**Stored data entries:**
★ ★ ★ ★

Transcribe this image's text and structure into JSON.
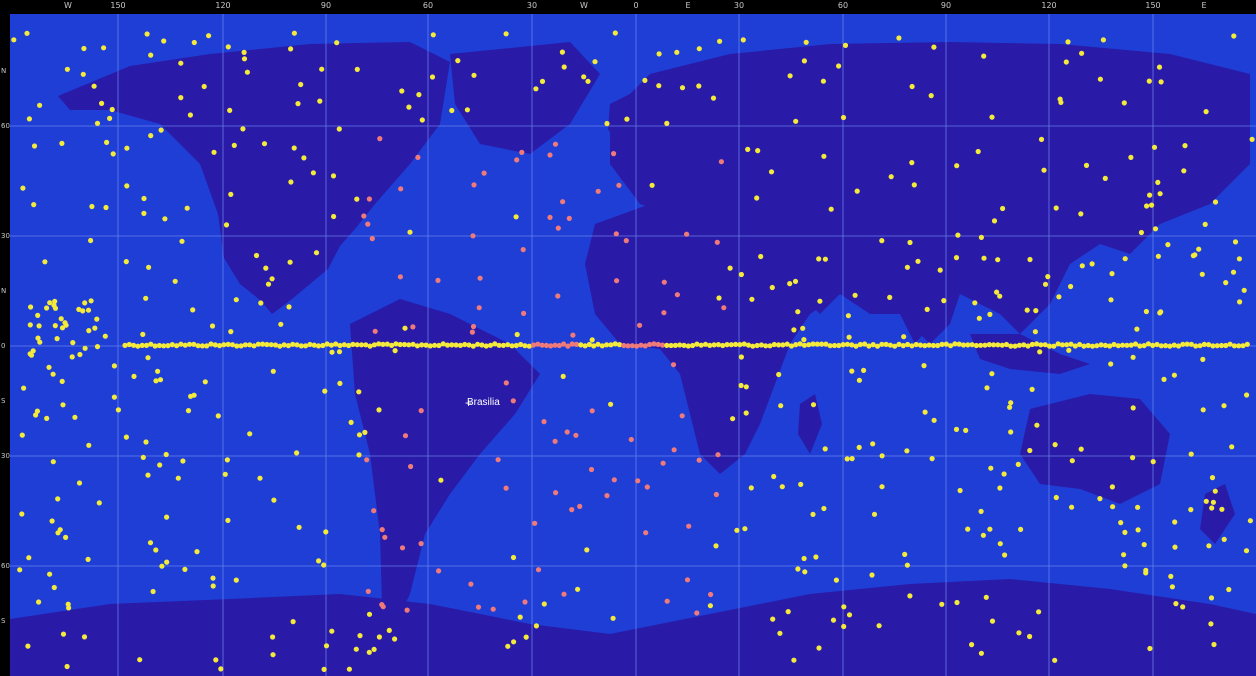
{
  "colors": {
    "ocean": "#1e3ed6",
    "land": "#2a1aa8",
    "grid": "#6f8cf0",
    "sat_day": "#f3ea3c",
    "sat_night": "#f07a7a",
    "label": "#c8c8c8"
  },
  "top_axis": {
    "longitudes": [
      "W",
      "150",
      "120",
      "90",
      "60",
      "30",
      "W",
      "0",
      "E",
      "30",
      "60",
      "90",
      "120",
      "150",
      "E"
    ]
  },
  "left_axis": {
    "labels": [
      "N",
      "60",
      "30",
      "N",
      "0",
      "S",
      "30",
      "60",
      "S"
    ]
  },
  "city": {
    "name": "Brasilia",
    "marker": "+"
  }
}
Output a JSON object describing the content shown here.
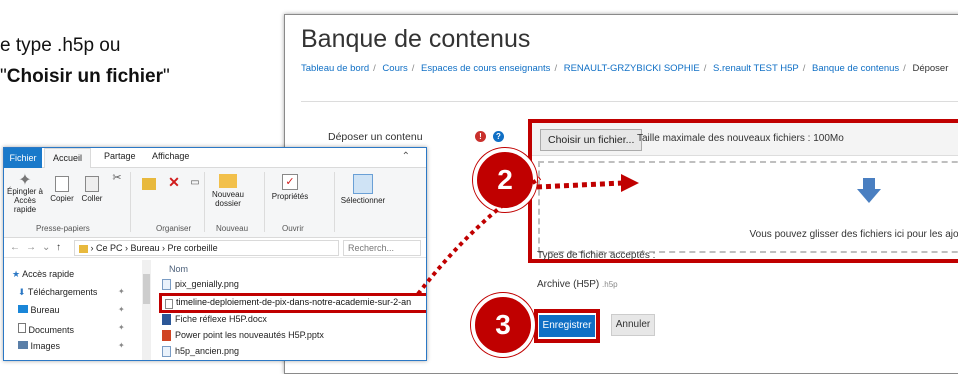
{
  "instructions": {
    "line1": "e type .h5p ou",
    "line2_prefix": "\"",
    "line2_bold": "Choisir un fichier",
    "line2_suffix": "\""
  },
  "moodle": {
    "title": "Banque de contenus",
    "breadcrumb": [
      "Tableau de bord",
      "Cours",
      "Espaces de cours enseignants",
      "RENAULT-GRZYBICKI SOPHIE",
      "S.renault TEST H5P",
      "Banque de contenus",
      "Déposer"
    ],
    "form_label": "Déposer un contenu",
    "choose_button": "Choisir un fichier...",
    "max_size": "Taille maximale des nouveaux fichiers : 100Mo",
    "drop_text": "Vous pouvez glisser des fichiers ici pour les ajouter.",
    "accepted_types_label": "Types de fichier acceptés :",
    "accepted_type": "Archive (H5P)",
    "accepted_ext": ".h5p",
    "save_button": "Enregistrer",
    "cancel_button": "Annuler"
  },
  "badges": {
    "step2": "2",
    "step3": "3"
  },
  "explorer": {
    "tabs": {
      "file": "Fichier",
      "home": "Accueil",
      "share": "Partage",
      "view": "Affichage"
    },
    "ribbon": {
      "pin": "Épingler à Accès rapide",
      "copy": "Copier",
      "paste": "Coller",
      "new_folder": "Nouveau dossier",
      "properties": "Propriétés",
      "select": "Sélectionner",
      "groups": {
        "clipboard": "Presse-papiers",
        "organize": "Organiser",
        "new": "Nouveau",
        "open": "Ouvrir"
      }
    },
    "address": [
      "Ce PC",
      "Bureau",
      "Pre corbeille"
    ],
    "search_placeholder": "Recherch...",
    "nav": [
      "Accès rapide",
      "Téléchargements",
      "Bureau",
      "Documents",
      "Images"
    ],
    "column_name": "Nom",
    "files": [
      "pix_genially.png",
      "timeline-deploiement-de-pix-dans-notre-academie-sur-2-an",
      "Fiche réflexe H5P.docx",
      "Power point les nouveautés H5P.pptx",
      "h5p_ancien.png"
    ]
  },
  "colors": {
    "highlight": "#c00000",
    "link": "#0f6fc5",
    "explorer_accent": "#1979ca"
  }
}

★ ★ ★ ★

**What is required:**
Return all lines containing "fichiers".

**Finished answer:**
    "max_size": "Taille maximale des nouveaux fichiers : 100Mo",
    "drop_text": "Vous pouvez glisser des fichiers ici pour les ajouter.",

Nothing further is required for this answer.